## THINGS TO DO
a) Write out the part of the mini-summit post starting at "It was agreed" and ending at "software stack.".
b) List every attendee named in the mini-summit post, along with the organization given for each.
c) Proceed with the mini-summit post, picking up after its last sentence.

## TEXT BLOCK

== == ==

Hardware Error Kernel Mini-Summit

From: Mauro Carvalho Chehab
Date: Mon May 17 2010 - 14:24:20 EST


During the last LF Collaboration Summit, we've done a mini-summit [1],
intended to improve the hardware error detection in kernel, currently
provided by MCE and EDAC subsystems.

The idea of this mini-summit came up after Thomas Gleixner and Ingo
Molnar suggestions that edac and mce should converge into an error
subsystem.

I'm enclosing the minutes of the meeting, in order to allow it to be
reviewed by other kernel hackers that are interested on the theme but
unfortunately couldn't come to the meeting.

Btw, during the meeting, it were decided that EDAC ML could better work
if moved to vger, so I'm copying here both the old and the new edac
mailing lists.

[1] http://events.linuxfoundation.org/lfcs2010/edac

---


I Hardware Error Kernel Mini-Summit
===================================
April, 15 - San Francisco, CA, US
2010 Linux Foundation Collaboration Summit

Attendees:
Ben Woodard - Red Hat
Brent Young - Intel
Doug Thompson - LLNL
Mark Grondona - LLNL
Matt Domsch - Dell
Mauro Chehab - Red Hat
Tony Luck - Intel

After some initial description of the current state of error
handling in Linux, we moved to work on requirements and high
level design of the system going forward.

Requirements
============

First and foremost is that end-users (presumably system administrators)
need notification of the hardware component that is the source of each
error. Ideally this should include "silk screen" markings so that the
user can identify which component is at fault.

Other requirements may vary amongst different types of end users, but
include:
+ Minimal disruption to system performance when logging corrected errors.
+ Assurance that h/w error detection mechanisms are correctly configured
and enabled.
+ System topology information

Wit respect to System topology, it was poined that LLNL is concerned about
being sure that ECC is enabled, as some BIOS'es lied about that in the past.
Also, memory topology information is needed to allow matching the silk
screen labels from the hardware with each reported DIMM.


Design - dividing the problem into logical layers
=================================================

It was agreed that a hardware error driver should be mapped on those layers:

[Userspace API]
[core layer]
[Low level drivers]

At the lowest level is the task of collecting error information from
hardware and/or firmware (LLNL call this "harvesting"). There is
already wide diversity between architectures, and even platforms
within the same architecture. So it make sense for there to be some
low level, platform specific, drivers that collect data in whatever
way they can - and present it to some "core" layer in the kernel
that will provide abstraction/uniformity to higher levels of the
software stack.

Matt Domsch pointed out that the 4.0a version of the ACPI specification
includes a chapter on "APEI" - features drawn from the WHEA (Windows
Hardware Error Architecture). These features are already implemented
by some BIOS vendors - and will become more widespread. When this
is present (and determined to be correctly implemented) it makes
sense to use this for error harvesting. When it isn't (e.g. on
architectures not graced with ACPI support) a more traditional
memory controller driver that reads chipset registers can be used
instead.

== == ==

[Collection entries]

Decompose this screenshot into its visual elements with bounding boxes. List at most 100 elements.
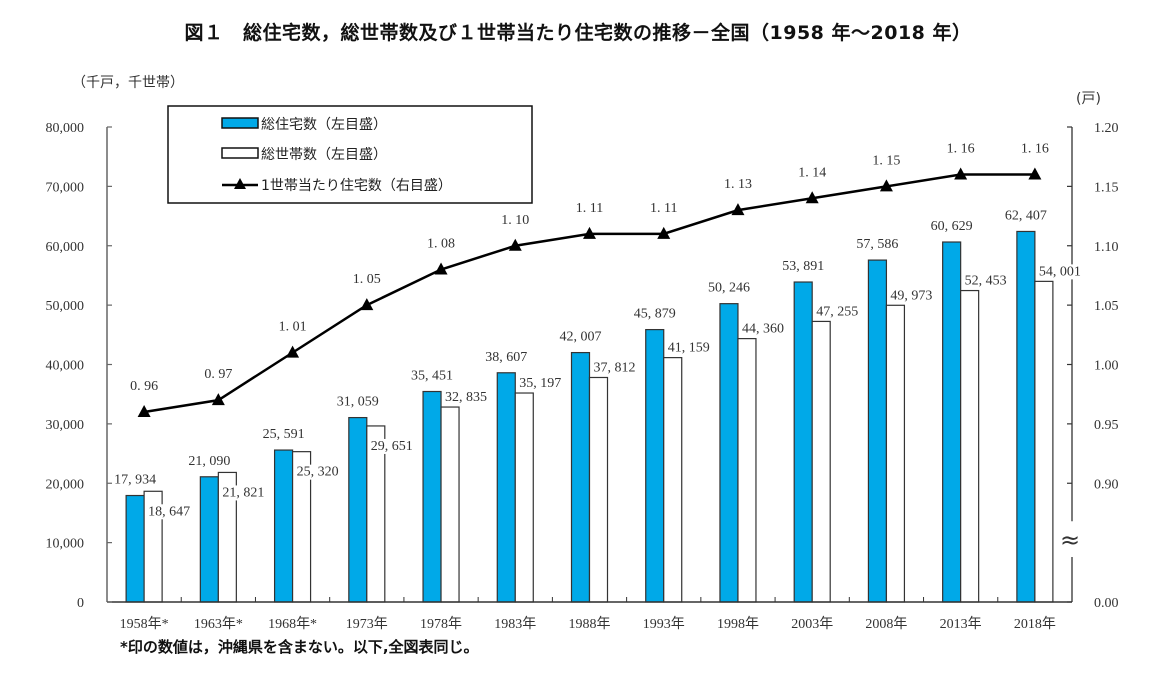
housing-data-label-background [187,453,232,469]
ratio-data-label: 0. 96 [130,379,158,394]
ratio-data-label: 1. 05 [353,272,381,287]
left-tick-label: 30,000 [46,418,85,433]
bar-housing [199,476,219,603]
right-tick-label: 0.90 [1094,477,1119,492]
bar-households [663,357,683,603]
x-tick-label: 1983年 [494,616,536,632]
housing-data-label-background [706,280,751,296]
ratio-data-label: 0. 97 [204,367,232,382]
housing-data-label: 42, 007 [560,330,602,345]
households-data-label: 29, 651 [371,439,413,454]
housing-data-label: 21, 090 [188,454,230,469]
left-tick-label: 60,000 [46,240,85,255]
bar-housing [273,449,294,603]
ratio-data-label: 1. 11 [576,201,603,216]
bar-housing [422,390,442,603]
households-data-label: 37, 812 [594,360,636,375]
households-data-label: 44, 360 [742,322,784,337]
x-tick-label: 2003年 [791,616,833,632]
ratio-marker-triangle-icon [805,191,819,204]
right-axis-unit-label: (戸) [1076,91,1101,107]
left-tick-label: 20,000 [46,477,85,492]
households-data-label-background [369,438,414,454]
legend: 総住宅数（左目盛） 総世帯数（左目盛） 1世帯当たり住宅数（右目盛） [167,105,533,204]
x-tick-label: 1978年 [420,616,462,632]
bar-housing [125,494,145,603]
data-labels-layer: 0. 96 0. 97 1. 01 1. 05 1. 08 1. 10 1. 11 1. 11… [113,142,1082,520]
ratio-marker-triangle-icon [360,298,374,311]
left-tick-label: 70,000 [46,180,85,195]
households-data-label: 35, 197 [519,376,561,391]
bar-households [811,320,831,603]
housing-data-label-background [558,329,603,345]
axis-break-icon: ≈ [1060,526,1080,554]
x-tick-label: 2018年 [1014,616,1056,632]
legend-swatch-housing [221,117,259,129]
housing-data-label: 53, 891 [782,259,824,274]
housing-data-label: 60, 629 [931,219,973,234]
housing-data-label: 35, 451 [411,369,453,384]
ratio-marker-triangle-icon [508,238,522,251]
x-tick-label: 2008年 [865,616,907,632]
households-data-label: 52, 453 [965,274,1007,289]
left-tick-label: 50,000 [46,299,85,314]
bar-households [885,304,906,603]
ratio-marker-triangle-icon [583,226,596,239]
ratio-data-label: 1. 10 [501,213,529,228]
bar-housing [570,351,591,603]
bar-housing [867,259,888,603]
housing-data-label: 57, 586 [856,237,898,252]
bar-housing [719,303,739,603]
ratio-data-label: 1. 13 [724,177,752,192]
chart-title: 図１ 総住宅数，総世帯数及び１世帯当たり住宅数の推移－全国（1958 年～201… [184,22,972,44]
ratio-marker-triangle-icon [954,167,968,180]
households-data-label: 49, 973 [890,288,932,303]
ratio-data-label: 1. 08 [427,237,455,252]
households-data-label-background [889,288,934,304]
households-data-label-background [518,376,563,392]
right-tick-label: 0.95 [1094,418,1119,433]
axes-layer: ≈0 10,000 20,000 30,000 40,000 50,000 60,000 70… [46,121,1119,632]
households-data-label-background [444,390,489,406]
households-data-label-background [592,360,637,376]
housing-data-label-background [855,237,900,253]
housing-data-label-background [929,219,974,235]
households-data-label: 32, 835 [445,390,487,405]
x-tick-label: 1998年 [717,616,759,632]
ratio-marker-triangle-icon [286,345,300,358]
housing-data-label: 62, 407 [1005,208,1047,223]
bars-layer [125,230,1054,603]
households-data-label-background [295,464,340,480]
left-tick-label: 40,000 [46,359,85,374]
ratio-marker-triangle-icon [211,393,225,406]
left-tick-label: 80,000 [46,121,85,136]
households-data-label-background [1037,264,1082,280]
housing-data-label-background [781,259,826,275]
footnote: *印の数値は，沖縄県を含まない。以下,全図表同じ。 [120,638,479,656]
legend-label-households: 総世帯数（左目盛） [261,147,387,163]
households-data-label-background [666,340,711,356]
x-tick-label: 1993年 [643,616,685,632]
left-axis-unit-label: （千戸，千世帯） [72,75,184,91]
bar-housing [348,416,368,603]
housing-data-label-background [632,306,677,322]
housing-data-label: 45, 879 [634,307,676,322]
left-tick-label: 10,000 [46,537,85,552]
housing-data-label: 25, 591 [263,427,305,442]
households-data-label-background [815,304,860,320]
ratio-marker-triangle-icon [137,405,151,417]
households-data-label: 41, 159 [668,341,710,356]
right-tick-label: 1.10 [1094,240,1119,255]
right-tick-label: 0.00 [1094,596,1119,611]
ratio-marker-triangle-icon [731,203,745,216]
bar-housing [1016,230,1036,603]
right-tick-label: 1.05 [1094,299,1119,314]
households-data-label-background [147,504,192,520]
bar-households [588,376,609,603]
bar-households [960,289,980,603]
bar-housing [645,328,665,603]
housing-data-label: 38, 607 [485,350,527,365]
x-tick-label: 1973年 [346,616,388,632]
ratio-data-label: 1. 16 [1021,142,1049,157]
households-data-label-background [963,273,1008,289]
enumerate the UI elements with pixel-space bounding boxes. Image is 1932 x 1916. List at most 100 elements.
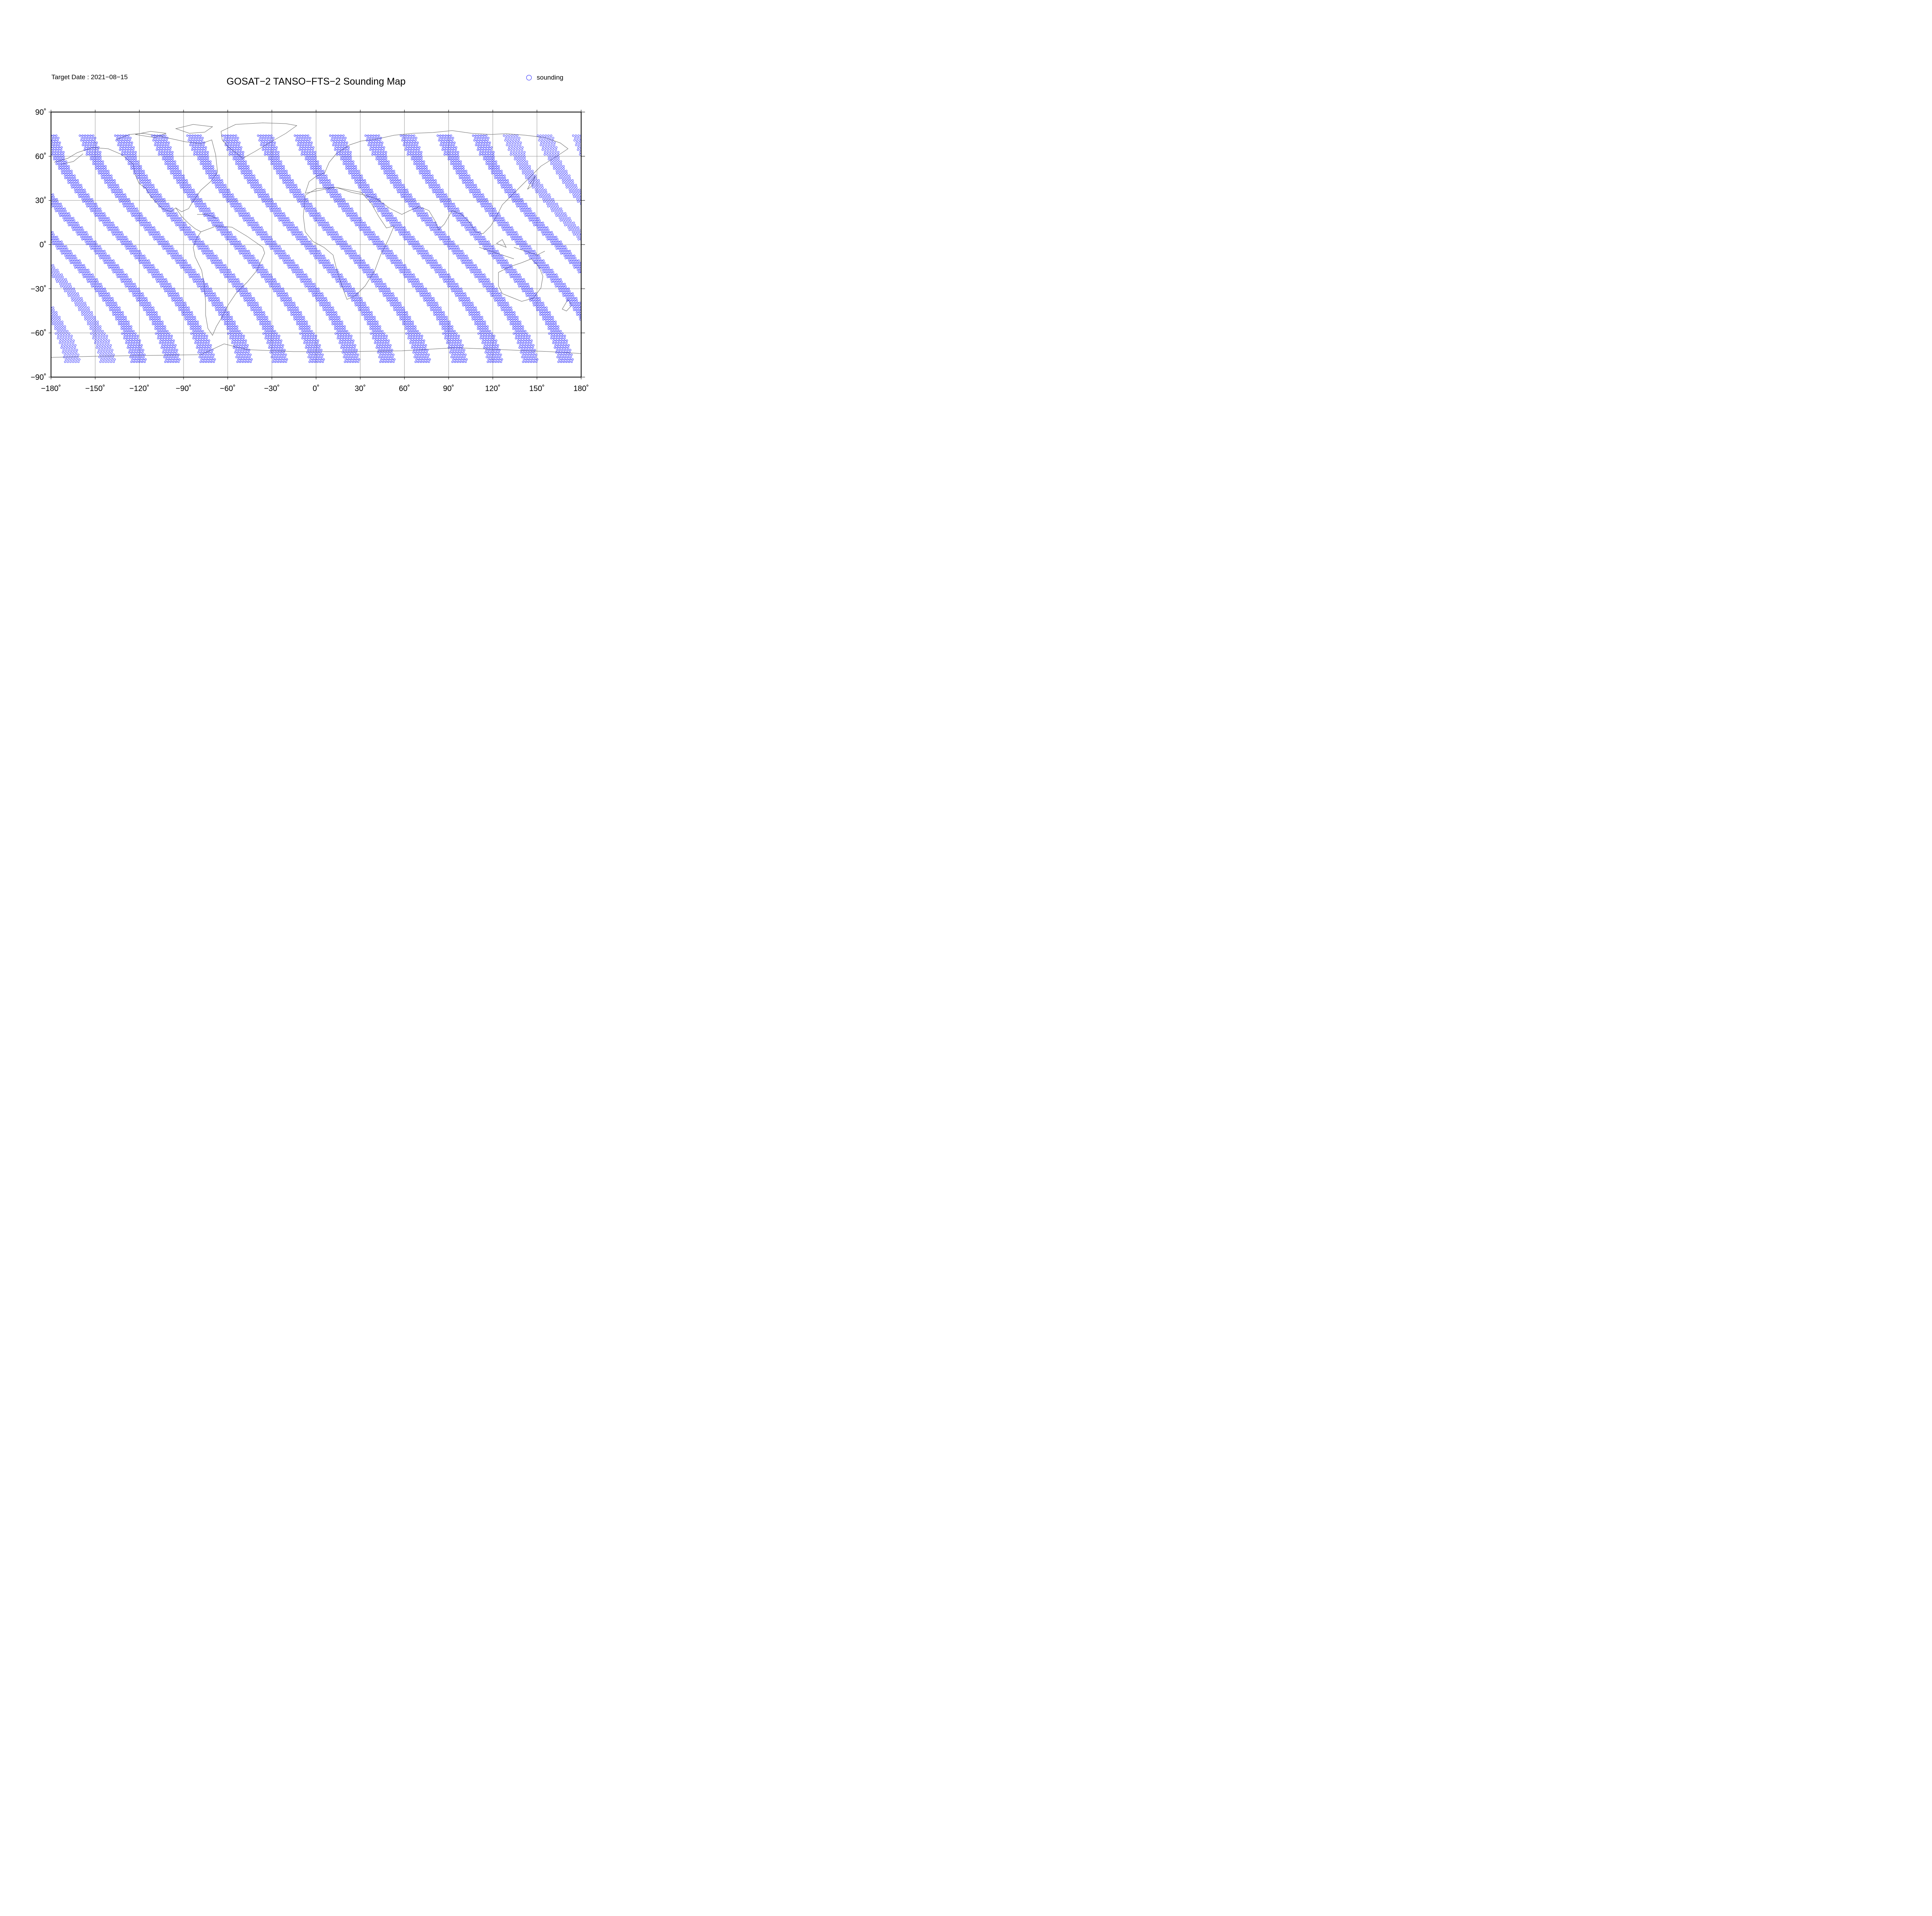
sounding-point [577, 194, 579, 196]
sounding-point [555, 208, 557, 210]
sounding-point [509, 135, 510, 137]
sounding-point [565, 182, 567, 184]
sounding-point [543, 135, 544, 137]
sounding-point [554, 206, 556, 207]
sounding-point [544, 151, 546, 153]
sounding-point [570, 182, 571, 184]
sounding-point [548, 194, 550, 196]
sounding-point [565, 215, 567, 217]
sounding-point [562, 177, 564, 179]
sounding-point [558, 170, 560, 172]
sounding-point [536, 182, 538, 184]
sounding-point [572, 135, 574, 137]
sounding-point [529, 165, 531, 167]
sounding-point [524, 165, 526, 167]
sounding-point [564, 213, 566, 214]
sounding-point [522, 168, 524, 170]
sounding-point [560, 215, 562, 217]
sounding-point [549, 137, 551, 139]
sounding-point [509, 144, 511, 146]
sounding-point [551, 201, 553, 202]
sounding-point [544, 139, 546, 141]
sounding-point [511, 146, 513, 148]
sounding-point [559, 210, 561, 212]
sounding-point [557, 154, 559, 156]
sounding-point [582, 201, 584, 202]
sounding-point [534, 187, 536, 189]
sounding-point [545, 135, 547, 137]
sounding-point [548, 135, 549, 137]
sounding-point [582, 154, 584, 156]
sounding-point [541, 194, 543, 196]
sounding-point [554, 154, 556, 156]
sounding-point [548, 158, 550, 160]
sounding-point [571, 224, 573, 226]
orbit-track [79, 135, 253, 363]
sounding-point [577, 231, 579, 233]
sounding-point [546, 201, 548, 202]
sounding-point [519, 161, 521, 163]
sounding-point [569, 189, 571, 191]
sounding-point [522, 172, 524, 174]
sounding-point [526, 165, 528, 167]
sounding-point [542, 146, 544, 148]
sounding-point [551, 210, 553, 212]
sounding-point [578, 234, 580, 236]
sounding-point [541, 139, 543, 141]
sounding-point [545, 144, 547, 146]
sounding-point [579, 198, 581, 200]
sounding-point [569, 217, 571, 219]
sounding-point [568, 184, 570, 186]
sounding-point [576, 196, 578, 198]
sounding-point [517, 144, 519, 146]
sounding-point [548, 142, 550, 144]
sounding-point [572, 191, 574, 193]
sounding-point [526, 163, 528, 165]
sounding-point [574, 191, 576, 193]
sounding-point [563, 165, 565, 167]
sounding-point [555, 161, 557, 163]
sounding-point [573, 229, 575, 231]
sounding-point [515, 142, 517, 144]
sounding-point [560, 161, 562, 163]
sounding-point [556, 172, 558, 174]
coastline-arctic-islands [135, 124, 213, 138]
sounding-point [522, 165, 524, 167]
sounding-point [506, 144, 508, 146]
sounding-point [529, 182, 531, 184]
sounding-point [543, 201, 545, 202]
sounding-point [539, 187, 541, 189]
sounding-point [537, 189, 539, 191]
sounding-point [567, 219, 569, 221]
sounding-point [577, 191, 579, 193]
sounding-point [519, 149, 520, 151]
sounding-point [549, 151, 551, 153]
sounding-point [577, 227, 579, 229]
sounding-point [571, 189, 573, 191]
sounding-point [524, 161, 526, 163]
sounding-point [553, 201, 555, 202]
sounding-point [573, 222, 575, 224]
sounding-point [574, 224, 576, 226]
sounding-point [553, 158, 555, 160]
sounding-point [551, 142, 553, 144]
sounding-point [551, 161, 553, 163]
sounding-point [560, 213, 561, 214]
sounding-point [509, 142, 511, 144]
sounding-point [49, 154, 51, 156]
sounding-point [552, 154, 554, 156]
sounding-point [536, 191, 537, 193]
sounding-point [547, 151, 549, 153]
sounding-point [534, 175, 536, 177]
sounding-point [569, 229, 571, 231]
sounding-point [567, 180, 569, 182]
sounding-point [565, 184, 567, 186]
sounding-point [551, 163, 553, 165]
sounding-point [48, 189, 50, 191]
sounding-point [516, 137, 518, 139]
sounding-point [544, 154, 546, 156]
sounding-point [574, 189, 576, 191]
sounding-point [578, 196, 580, 198]
sounding-point [524, 170, 526, 172]
sounding-point [514, 144, 516, 146]
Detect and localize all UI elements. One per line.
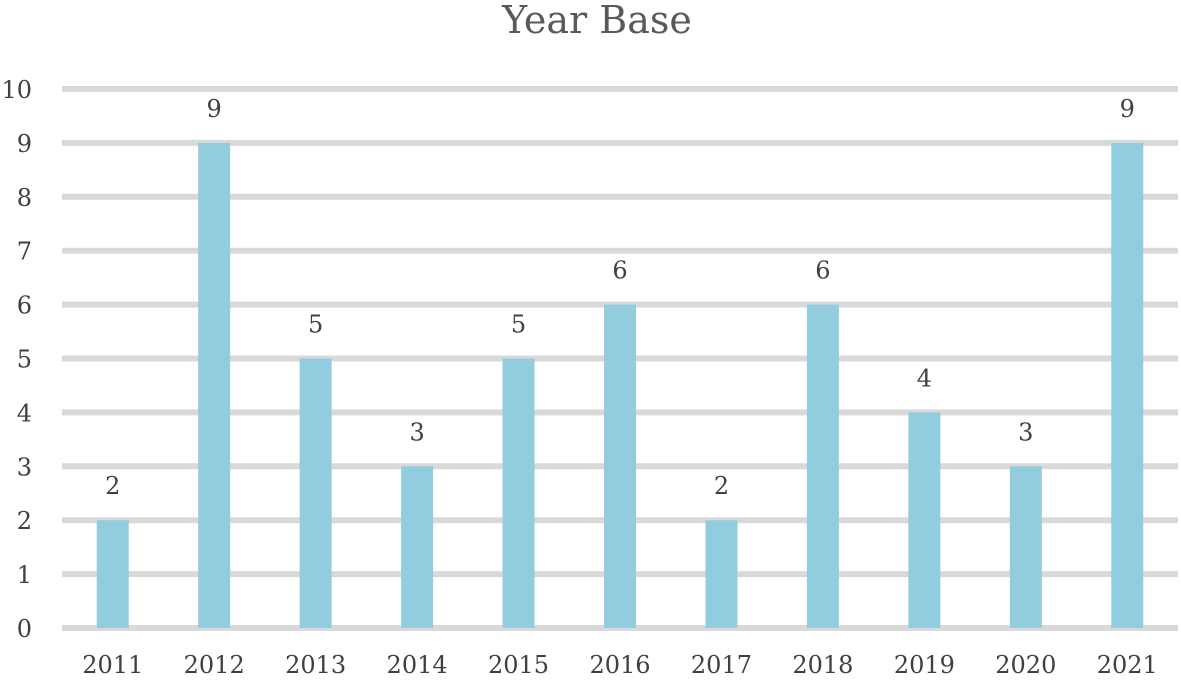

== == ==

## RESPONSES IN ORDER
a)
It was agreed that a hardware error driver should be mapped on those layers:

[Userspace API]
[core layer]
[Low level drivers]

At the lowest level is the task of collecting error information from
hardware and/or firmware (LLNL call this "harvesting"). There is
already wide diversity between architectures, and even platforms
within the same architecture. So it make sense for there to be some
low level, platform specific, drivers that collect data in whatever
way they can - and present it to some "core" layer in the kernel
that will provide abstraction/uniformity to higher levels of the
software stack.

b)
Ben Woodard - Red Hat
Brent Young - Intel
Doug Thompson - LLNL
Mark Grondona - LLNL
Matt Domsch - Dell
Mauro Chehab - Red Hat
Tony Luck - Intel

c)
In the middle layer - we just waved our hands a bit and said that there
was some generic core code. Doug volunteered to re-factor other code
to create this.

The middle layer should provide ways to map some number of parameters to
a FRU (field replaceable unit).
f(a,b,c,d) => FRU
some examples could be:
f( CPU socket, MC, channel, DIMM) => memory FRU
f( phy addr) => memory FRU
f( ? ) => processor FRU

The FRU is the most important thing from the customer or system
administrator's perspective. For example, they are not terribly
interested in the memory hierarchy or the way that the machine is put
together, that is really only interesting to hardware engineers. After
the machine is bought, when they have an error they are most concerned
with finding the component that they need to replace to get the machine
fully operational again.

Some of the challenges that make this mapping difficult are:
Mirrored memory
1. Hot spare memory
2. Logical vs. physical DIMMs
3. Interleaved memory
4. complicated memory like mainframes have.
5. Uncertainty in where the error actually is. In other words there
are times when the most that the hardware is able to know is that the
problem appears to be on DIMM[1-3]. How to portray that to the user is
one topic that was never resolved.
6. Right now the memory controller is the only one that has this
information because it had to know this information when it setup the
memory controller and this information is currently only available to
BIOS writers.

The FRU needs to be broader than just DIMMs, it can be any field
replaceable component. Some examples beginning with
/sys/devices/system/EDAC/:
* UP machine: ...MC/DIMM[0-4]/CSROW
* SMP machine: . ..MC/MC[x]/DIMM[0-4]/CSROW
* Nehalem EP, AMD: ..MC/MC[x]/CHAN[y]/DIMM
* Nehalem EX: NODE[z]/MC[x]/CHAN[y]/RISER[a]/DIMM

In these directories there will be at least an attribute named 'ce' and
'ue' attributes

The uppper layer presents error data to user-space. The EDAC model of
a forest of /sys attribute files based on csrows within DIMMs used to
provide both error counts for each object as well as topology information.

Andi Kleen's /dev/mcelog has met with strong opposition from Ingo Molnar
and Thomas Gleixner. They suggested that the "performance event" mechanism
has already been extended to report numerous non-performance related
kernel events - and it would be a logical extension to include hardware
error events too. LLNL representatives said they could code to any
reporting methodology.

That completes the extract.